Find every line with the word "nahoru" and give their count, nothing else.
+---+
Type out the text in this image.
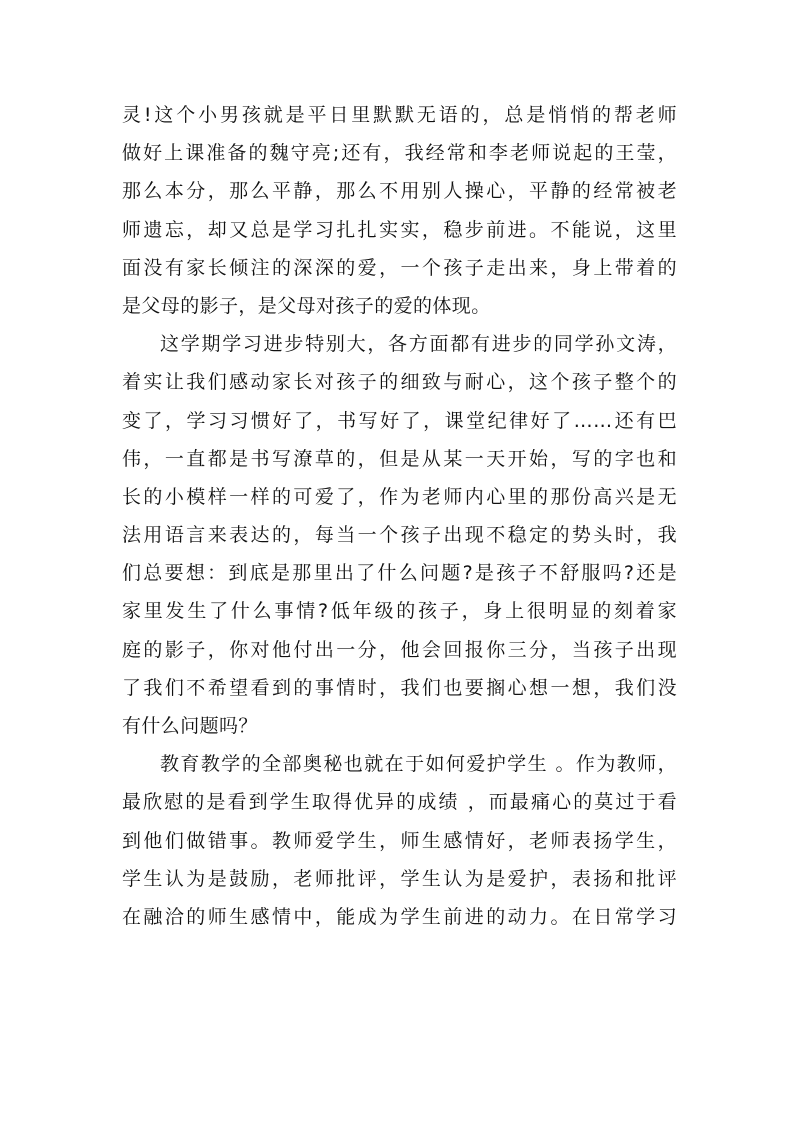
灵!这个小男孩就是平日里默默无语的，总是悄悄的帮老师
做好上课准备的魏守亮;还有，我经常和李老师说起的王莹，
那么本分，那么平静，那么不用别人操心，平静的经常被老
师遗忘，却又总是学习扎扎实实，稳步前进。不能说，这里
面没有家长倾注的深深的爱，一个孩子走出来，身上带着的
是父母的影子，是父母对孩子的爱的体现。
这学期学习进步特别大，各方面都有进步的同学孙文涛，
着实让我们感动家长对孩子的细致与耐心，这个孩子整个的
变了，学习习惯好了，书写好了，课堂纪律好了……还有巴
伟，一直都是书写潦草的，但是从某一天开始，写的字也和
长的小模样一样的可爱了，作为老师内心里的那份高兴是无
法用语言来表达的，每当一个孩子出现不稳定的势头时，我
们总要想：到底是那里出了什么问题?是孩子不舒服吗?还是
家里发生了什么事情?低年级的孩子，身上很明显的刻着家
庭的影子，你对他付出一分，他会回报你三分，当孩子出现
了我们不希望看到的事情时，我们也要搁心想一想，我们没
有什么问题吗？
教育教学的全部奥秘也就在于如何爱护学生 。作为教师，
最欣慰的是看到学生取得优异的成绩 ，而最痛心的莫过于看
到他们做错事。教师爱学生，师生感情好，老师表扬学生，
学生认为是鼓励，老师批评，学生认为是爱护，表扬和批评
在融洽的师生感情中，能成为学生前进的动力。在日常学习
+---+
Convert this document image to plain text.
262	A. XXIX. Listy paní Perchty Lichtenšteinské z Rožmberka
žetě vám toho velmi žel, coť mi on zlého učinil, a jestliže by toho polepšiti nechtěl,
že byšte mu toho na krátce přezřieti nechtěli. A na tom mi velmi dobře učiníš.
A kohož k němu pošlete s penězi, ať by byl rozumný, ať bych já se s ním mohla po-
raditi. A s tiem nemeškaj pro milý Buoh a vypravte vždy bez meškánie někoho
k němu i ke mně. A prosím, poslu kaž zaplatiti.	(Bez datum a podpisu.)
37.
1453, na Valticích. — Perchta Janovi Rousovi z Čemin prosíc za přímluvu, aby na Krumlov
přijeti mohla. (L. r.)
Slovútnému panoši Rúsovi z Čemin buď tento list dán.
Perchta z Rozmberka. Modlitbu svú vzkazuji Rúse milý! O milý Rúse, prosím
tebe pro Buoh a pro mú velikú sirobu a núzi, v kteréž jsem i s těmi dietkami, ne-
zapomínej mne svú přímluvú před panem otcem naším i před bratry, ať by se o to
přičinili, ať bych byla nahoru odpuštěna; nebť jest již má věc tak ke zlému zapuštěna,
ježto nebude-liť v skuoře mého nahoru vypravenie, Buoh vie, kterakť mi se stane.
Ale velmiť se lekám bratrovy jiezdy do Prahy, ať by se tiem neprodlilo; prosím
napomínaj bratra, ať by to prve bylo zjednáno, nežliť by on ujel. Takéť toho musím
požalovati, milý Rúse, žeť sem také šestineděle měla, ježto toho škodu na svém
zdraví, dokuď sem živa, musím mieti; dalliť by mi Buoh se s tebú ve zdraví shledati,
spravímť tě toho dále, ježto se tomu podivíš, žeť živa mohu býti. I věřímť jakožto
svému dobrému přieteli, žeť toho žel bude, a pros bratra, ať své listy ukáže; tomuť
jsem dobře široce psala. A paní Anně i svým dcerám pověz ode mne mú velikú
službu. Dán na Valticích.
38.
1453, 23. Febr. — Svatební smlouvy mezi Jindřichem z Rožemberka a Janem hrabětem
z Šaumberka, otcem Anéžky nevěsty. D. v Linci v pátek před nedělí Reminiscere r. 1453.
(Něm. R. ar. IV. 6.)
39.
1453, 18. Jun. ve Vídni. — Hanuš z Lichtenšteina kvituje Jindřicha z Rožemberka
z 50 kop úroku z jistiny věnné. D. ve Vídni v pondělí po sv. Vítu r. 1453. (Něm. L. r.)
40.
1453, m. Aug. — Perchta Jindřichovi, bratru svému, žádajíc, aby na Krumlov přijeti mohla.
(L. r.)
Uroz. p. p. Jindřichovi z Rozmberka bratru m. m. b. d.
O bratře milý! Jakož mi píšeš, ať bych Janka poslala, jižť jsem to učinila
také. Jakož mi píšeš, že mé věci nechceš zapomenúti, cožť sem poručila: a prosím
+---+
> RESPONSE TO THIS TASK: 2